• [WORK TO DO] Quote every entry word for word.

• [SUPPLIED INFORMATION]
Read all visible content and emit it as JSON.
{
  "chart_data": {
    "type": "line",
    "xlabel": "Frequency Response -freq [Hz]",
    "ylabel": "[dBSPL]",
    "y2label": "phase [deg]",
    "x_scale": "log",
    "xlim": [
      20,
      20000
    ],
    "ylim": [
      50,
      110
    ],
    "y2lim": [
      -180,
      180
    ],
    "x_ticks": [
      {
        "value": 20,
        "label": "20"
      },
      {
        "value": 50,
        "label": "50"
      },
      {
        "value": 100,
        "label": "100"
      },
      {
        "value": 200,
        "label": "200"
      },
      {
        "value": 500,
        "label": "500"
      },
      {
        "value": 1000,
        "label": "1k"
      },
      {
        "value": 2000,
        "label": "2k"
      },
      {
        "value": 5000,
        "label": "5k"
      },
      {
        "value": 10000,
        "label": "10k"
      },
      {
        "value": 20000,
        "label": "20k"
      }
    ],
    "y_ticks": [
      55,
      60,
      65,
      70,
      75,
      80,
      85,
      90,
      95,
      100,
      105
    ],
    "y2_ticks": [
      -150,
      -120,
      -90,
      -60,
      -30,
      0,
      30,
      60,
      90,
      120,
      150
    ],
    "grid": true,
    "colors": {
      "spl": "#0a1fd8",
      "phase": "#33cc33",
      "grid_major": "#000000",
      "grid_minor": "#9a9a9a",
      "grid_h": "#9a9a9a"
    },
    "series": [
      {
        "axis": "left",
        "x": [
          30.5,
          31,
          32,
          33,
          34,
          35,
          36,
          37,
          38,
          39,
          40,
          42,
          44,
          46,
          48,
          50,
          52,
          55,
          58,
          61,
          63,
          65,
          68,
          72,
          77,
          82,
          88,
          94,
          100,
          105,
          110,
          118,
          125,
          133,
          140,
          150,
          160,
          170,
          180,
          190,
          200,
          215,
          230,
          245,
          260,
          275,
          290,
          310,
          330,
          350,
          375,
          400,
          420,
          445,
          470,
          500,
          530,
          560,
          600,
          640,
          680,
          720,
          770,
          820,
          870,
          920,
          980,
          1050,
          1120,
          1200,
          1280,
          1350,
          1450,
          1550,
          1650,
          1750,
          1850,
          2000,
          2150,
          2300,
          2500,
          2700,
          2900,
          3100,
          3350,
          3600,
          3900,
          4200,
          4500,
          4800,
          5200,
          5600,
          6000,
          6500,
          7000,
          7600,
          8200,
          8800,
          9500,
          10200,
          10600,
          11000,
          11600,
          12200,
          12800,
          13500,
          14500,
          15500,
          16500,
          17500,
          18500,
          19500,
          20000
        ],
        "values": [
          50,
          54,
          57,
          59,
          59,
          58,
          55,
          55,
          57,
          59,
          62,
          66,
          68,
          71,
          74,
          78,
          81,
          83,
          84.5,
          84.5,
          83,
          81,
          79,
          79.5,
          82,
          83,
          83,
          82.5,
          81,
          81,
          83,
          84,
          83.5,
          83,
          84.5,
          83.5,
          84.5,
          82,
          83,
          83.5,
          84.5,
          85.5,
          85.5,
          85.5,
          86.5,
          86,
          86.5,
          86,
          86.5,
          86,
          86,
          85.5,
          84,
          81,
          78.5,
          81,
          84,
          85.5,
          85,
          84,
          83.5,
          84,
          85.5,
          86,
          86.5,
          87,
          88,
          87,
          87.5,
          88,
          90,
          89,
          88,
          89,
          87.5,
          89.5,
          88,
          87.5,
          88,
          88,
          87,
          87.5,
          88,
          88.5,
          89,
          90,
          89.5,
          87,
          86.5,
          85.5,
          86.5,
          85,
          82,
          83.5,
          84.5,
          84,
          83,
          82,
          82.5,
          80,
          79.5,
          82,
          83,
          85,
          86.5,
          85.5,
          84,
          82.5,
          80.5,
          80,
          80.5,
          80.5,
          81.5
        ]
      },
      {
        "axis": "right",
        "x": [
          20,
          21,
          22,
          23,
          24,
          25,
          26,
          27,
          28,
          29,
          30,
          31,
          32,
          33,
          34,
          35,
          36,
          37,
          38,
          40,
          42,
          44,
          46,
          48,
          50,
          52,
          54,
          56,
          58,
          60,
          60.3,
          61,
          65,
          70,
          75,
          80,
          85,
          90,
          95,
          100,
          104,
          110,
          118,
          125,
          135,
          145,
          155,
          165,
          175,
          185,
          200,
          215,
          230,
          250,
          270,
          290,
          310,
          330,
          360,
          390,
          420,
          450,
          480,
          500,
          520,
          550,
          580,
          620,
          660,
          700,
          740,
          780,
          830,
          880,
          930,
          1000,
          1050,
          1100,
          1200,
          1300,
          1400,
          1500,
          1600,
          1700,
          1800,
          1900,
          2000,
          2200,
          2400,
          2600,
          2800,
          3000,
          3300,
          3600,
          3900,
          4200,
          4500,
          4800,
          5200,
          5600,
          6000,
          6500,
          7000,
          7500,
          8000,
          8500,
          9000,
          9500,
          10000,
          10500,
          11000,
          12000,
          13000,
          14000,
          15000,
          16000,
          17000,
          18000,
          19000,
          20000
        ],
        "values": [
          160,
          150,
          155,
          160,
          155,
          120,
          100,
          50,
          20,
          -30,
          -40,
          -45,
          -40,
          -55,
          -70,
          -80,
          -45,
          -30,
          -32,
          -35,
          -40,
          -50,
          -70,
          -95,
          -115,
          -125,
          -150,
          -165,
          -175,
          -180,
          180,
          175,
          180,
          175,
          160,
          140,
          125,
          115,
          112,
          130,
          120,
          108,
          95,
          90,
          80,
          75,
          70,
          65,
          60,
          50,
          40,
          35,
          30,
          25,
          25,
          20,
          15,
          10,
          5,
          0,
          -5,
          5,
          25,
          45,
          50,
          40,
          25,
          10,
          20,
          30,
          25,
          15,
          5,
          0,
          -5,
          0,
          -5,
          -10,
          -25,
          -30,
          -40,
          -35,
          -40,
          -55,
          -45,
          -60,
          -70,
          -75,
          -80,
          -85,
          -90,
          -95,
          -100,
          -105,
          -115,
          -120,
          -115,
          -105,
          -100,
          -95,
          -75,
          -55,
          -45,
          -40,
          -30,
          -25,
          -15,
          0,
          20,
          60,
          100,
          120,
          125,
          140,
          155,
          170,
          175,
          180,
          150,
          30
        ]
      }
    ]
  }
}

• [FINISHED TASK]
Read all visible content and emit it as JSON.
{
  "chart_data": {
    "type": "line",
    "xlabel": "Frequency Response -freq [Hz]",
    "ylabel": "[dBSPL]",
    "y2label": "phase [deg]",
    "x_scale": "log",
    "xlim": [
      20,
      20000
    ],
    "ylim": [
      50,
      110
    ],
    "y2lim": [
      -180,
      180
    ],
    "x_ticks": [
      {
        "value": 20,
        "label": "20"
      },
      {
        "value": 50,
        "label": "50"
      },
      {
        "value": 100,
        "label": "100"
      },
      {
        "value": 200,
        "label": "200"
      },
      {
        "value": 500,
        "label": "500"
      },
      {
        "value": 1000,
        "label": "1k"
      },
      {
        "value": 2000,
        "label": "2k"
      },
      {
        "value": 5000,
        "label": "5k"
      },
      {
        "value": 10000,
        "label": "10k"
      },
      {
        "value": 20000,
        "label": "20k"
      }
    ],
    "y_ticks": [
      55,
      60,
      65,
      70,
      75,
      80,
      85,
      90,
      95,
      100,
      105
    ],
    "y2_ticks": [
      -150,
      -120,
      -90,
      -60,
      -30,
      0,
      30,
      60,
      90,
      120,
      150
    ],
    "grid": true,
    "colors": {
      "spl": "#0a1fd8",
      "phase": "#33cc33",
      "grid_major": "#000000",
      "grid_minor": "#9a9a9a",
      "grid_h": "#9a9a9a"
    },
    "series": [
      {
        "axis": "left",
        "x": [
          30.5,
          31,
          32,
          33,
          34,
          35,
          36,
          37,
          38,
          39,
          40,
          42,
          44,
          46,
          48,
          50,
          52,
          55,
          58,
          61,
          63,
          65,
          68,
          72,
          77,
          82,
          88,
          94,
          100,
          105,
          110,
          118,
          125,
          133,
          140,
          150,
          160,
          170,
          180,
          190,
          200,
          215,
          230,
          245,
          260,
          275,
          290,
          310,
          330,
          350,
          375,
          400,
          420,
          445,
          470,
          500,
          530,
          560,
          600,
          640,
          680,
          720,
          770,
          820,
          870,
          920,
          980,
          1050,
          1120,
          1200,
          1280,
          1350,
          1450,
          1550,
          1650,
          1750,
          1850,
          2000,
          2150,
          2300,
          2500,
          2700,
          2900,
          3100,
          3350,
          3600,
          3900,
          4200,
          4500,
          4800,
          5200,
          5600,
          6000,
          6500,
          7000,
          7600,
          8200,
          8800,
          9500,
          10200,
          10600,
          11000,
          11600,
          12200,
          12800,
          13500,
          14500,
          15500,
          16500,
          17500,
          18500,
          19500,
          20000
        ],
        "values": [
          50,
          54,
          57,
          59,
          59,
          58,
          55,
          55,
          57,
          59,
          62,
          66,
          68,
          71,
          74,
          78,
          81,
          83,
          84.5,
          84.5,
          83,
          81,
          79,
          79.5,
          82,
          83,
          83,
          82.5,
          81,
          81,
          83,
          84,
          83.5,
          83,
          84.5,
          83.5,
          84.5,
          82,
          83,
          83.5,
          84.5,
          85.5,
          85.5,
          85.5,
          86.5,
          86,
          86.5,
          86,
          86.5,
          86,
          86,
          85.5,
          84,
          81,
          78.5,
          81,
          84,
          85.5,
          85,
          84,
          83.5,
          84,
          85.5,
          86,
          86.5,
          87,
          88,
          87,
          87.5,
          88,
          90,
          89,
          88,
          89,
          87.5,
          89.5,
          88,
          87.5,
          88,
          88,
          87,
          87.5,
          88,
          88.5,
          89,
          90,
          89.5,
          87,
          86.5,
          85.5,
          86.5,
          85,
          82,
          83.5,
          84.5,
          84,
          83,
          82,
          82.5,
          80,
          79.5,
          82,
          83,
          85,
          86.5,
          85.5,
          84,
          82.5,
          80.5,
          80,
          80.5,
          80.5,
          81.5
        ]
      },
      {
        "axis": "right",
        "x": [
          20,
          21,
          22,
          23,
          24,
          25,
          26,
          27,
          28,
          29,
          30,
          31,
          32,
          33,
          34,
          35,
          36,
          37,
          38,
          40,
          42,
          44,
          46,
          48,
          50,
          52,
          54,
          56,
          58,
          60,
          60.3,
          61,
          65,
          70,
          75,
          80,
          85,
          90,
          95,
          100,
          104,
          110,
          118,
          125,
          135,
          145,
          155,
          165,
          175,
          185,
          200,
          215,
          230,
          250,
          270,
          290,
          310,
          330,
          360,
          390,
          420,
          450,
          480,
          500,
          520,
          550,
          580,
          620,
          660,
          700,
          740,
          780,
          830,
          880,
          930,
          1000,
          1050,
          1100,
          1200,
          1300,
          1400,
          1500,
          1600,
          1700,
          1800,
          1900,
          2000,
          2200,
          2400,
          2600,
          2800,
          3000,
          3300,
          3600,
          3900,
          4200,
          4500,
          4800,
          5200,
          5600,
          6000,
          6500,
          7000,
          7500,
          8000,
          8500,
          9000,
          9500,
          10000,
          10500,
          11000,
          12000,
          13000,
          14000,
          15000,
          16000,
          17000,
          18000,
          19000,
          20000
        ],
        "values": [
          160,
          150,
          155,
          160,
          155,
          120,
          100,
          50,
          20,
          -30,
          -40,
          -45,
          -40,
          -55,
          -70,
          -80,
          -45,
          -30,
          -32,
          -35,
          -40,
          -50,
          -70,
          -95,
          -115,
          -125,
          -150,
          -165,
          -175,
          -180,
          180,
          175,
          180,
          175,
          160,
          140,
          125,
          115,
          112,
          130,
          120,
          108,
          95,
          90,
          80,
          75,
          70,
          65,
          60,
          50,
          40,
          35,
          30,
          25,
          25,
          20,
          15,
          10,
          5,
          0,
          -5,
          5,
          25,
          45,
          50,
          40,
          25,
          10,
          20,
          30,
          25,
          15,
          5,
          0,
          -5,
          0,
          -5,
          -10,
          -25,
          -30,
          -40,
          -35,
          -40,
          -55,
          -45,
          -60,
          -70,
          -75,
          -80,
          -85,
          -90,
          -95,
          -100,
          -105,
          -115,
          -120,
          -115,
          -105,
          -100,
          -95,
          -75,
          -55,
          -45,
          -40,
          -30,
          -25,
          -15,
          0,
          20,
          60,
          100,
          120,
          125,
          140,
          155,
          170,
          175,
          180,
          150,
          30
        ]
      }
    ]
  }
}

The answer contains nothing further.